**INSTRUCTION:**
Pictures do not belong in the copy; restate the records below word for word.
§
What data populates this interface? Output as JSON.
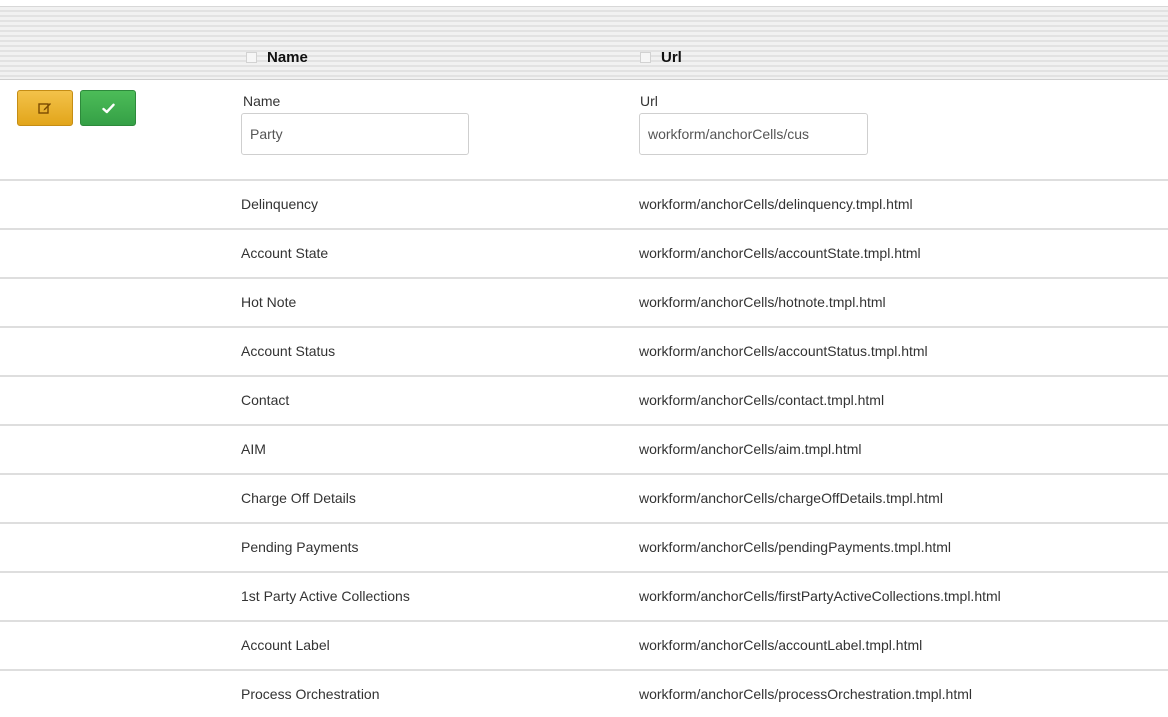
{
  "header": {
    "name_label": "Name",
    "url_label": "Url"
  },
  "edit_row": {
    "name_field_label": "Name",
    "name_value": "Party",
    "url_field_label": "Url",
    "url_value": "workform/anchorCells/cus",
    "edit_icon": "pencil-square-icon",
    "save_icon": "checkmark-icon"
  },
  "rows": [
    {
      "name": "Delinquency",
      "url": "workform/anchorCells/delinquency.tmpl.html"
    },
    {
      "name": "Account State",
      "url": "workform/anchorCells/accountState.tmpl.html"
    },
    {
      "name": "Hot Note",
      "url": "workform/anchorCells/hotnote.tmpl.html"
    },
    {
      "name": "Account Status",
      "url": "workform/anchorCells/accountStatus.tmpl.html"
    },
    {
      "name": "Contact",
      "url": "workform/anchorCells/contact.tmpl.html"
    },
    {
      "name": "AIM",
      "url": "workform/anchorCells/aim.tmpl.html"
    },
    {
      "name": "Charge Off Details",
      "url": "workform/anchorCells/chargeOffDetails.tmpl.html"
    },
    {
      "name": "Pending Payments",
      "url": "workform/anchorCells/pendingPayments.tmpl.html"
    },
    {
      "name": "1st Party Active Collections",
      "url": "workform/anchorCells/firstPartyActiveCollections.tmpl.html"
    },
    {
      "name": "Account Label",
      "url": "workform/anchorCells/accountLabel.tmpl.html"
    },
    {
      "name": "Process Orchestration",
      "url": "workform/anchorCells/processOrchestration.tmpl.html"
    }
  ],
  "colors": {
    "edit_button": "#e2a51a",
    "save_button": "#35a046"
  }
}
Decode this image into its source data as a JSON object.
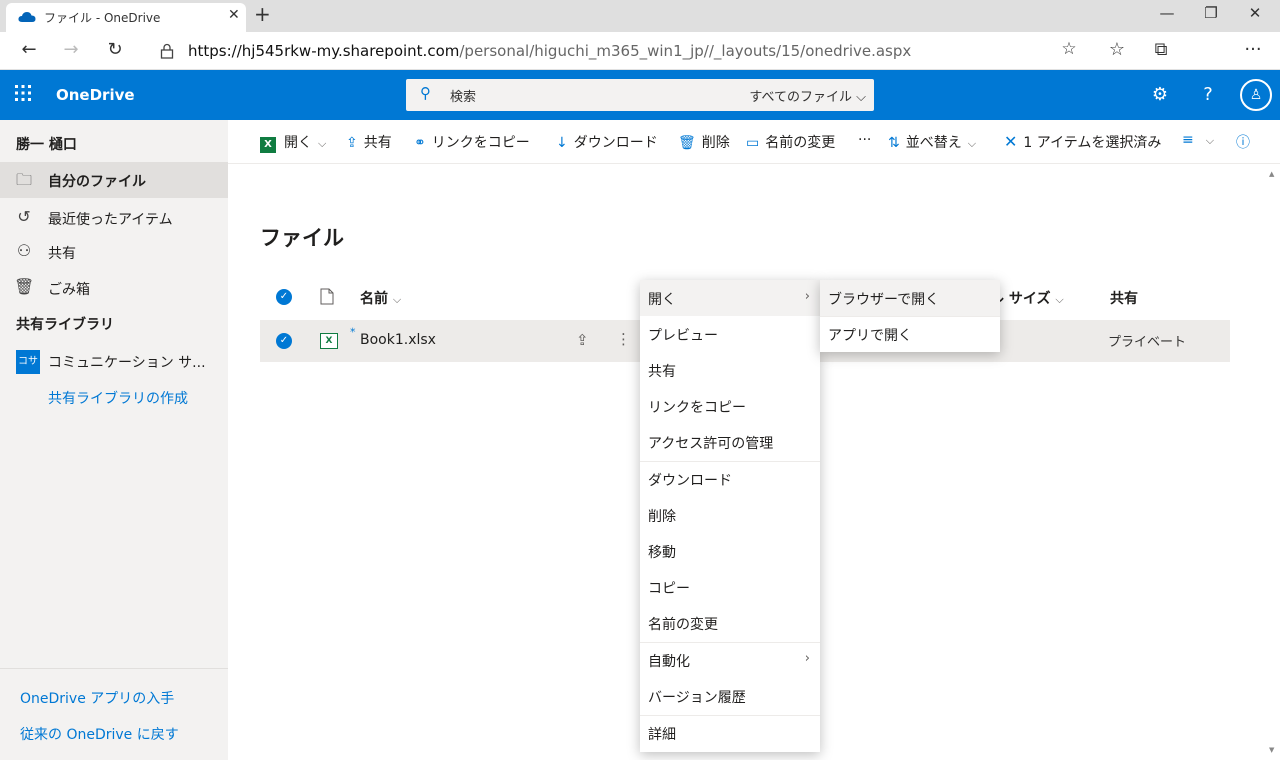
§
**SOLUTION FOR THIS EXERCISE:**
What data populates this interface? Output as JSON.
{
  "header": {
    "name_label": "Name",
    "url_label": "Url"
  },
  "edit_row": {
    "name_field_label": "Name",
    "name_value": "Party",
    "url_field_label": "Url",
    "url_value": "workform/anchorCells/cus",
    "edit_icon": "pencil-square-icon",
    "save_icon": "checkmark-icon"
  },
  "rows": [
    {
      "name": "Delinquency",
      "url": "workform/anchorCells/delinquency.tmpl.html"
    },
    {
      "name": "Account State",
      "url": "workform/anchorCells/accountState.tmpl.html"
    },
    {
      "name": "Hot Note",
      "url": "workform/anchorCells/hotnote.tmpl.html"
    },
    {
      "name": "Account Status",
      "url": "workform/anchorCells/accountStatus.tmpl.html"
    },
    {
      "name": "Contact",
      "url": "workform/anchorCells/contact.tmpl.html"
    },
    {
      "name": "AIM",
      "url": "workform/anchorCells/aim.tmpl.html"
    },
    {
      "name": "Charge Off Details",
      "url": "workform/anchorCells/chargeOffDetails.tmpl.html"
    },
    {
      "name": "Pending Payments",
      "url": "workform/anchorCells/pendingPayments.tmpl.html"
    },
    {
      "name": "1st Party Active Collections",
      "url": "workform/anchorCells/firstPartyActiveCollections.tmpl.html"
    },
    {
      "name": "Account Label",
      "url": "workform/anchorCells/accountLabel.tmpl.html"
    },
    {
      "name": "Process Orchestration",
      "url": "workform/anchorCells/processOrchestration.tmpl.html"
    }
  ],
  "colors": {
    "edit_button": "#e2a51a",
    "save_button": "#35a046"
  }
}
Decode this image into its source data as a JSON object.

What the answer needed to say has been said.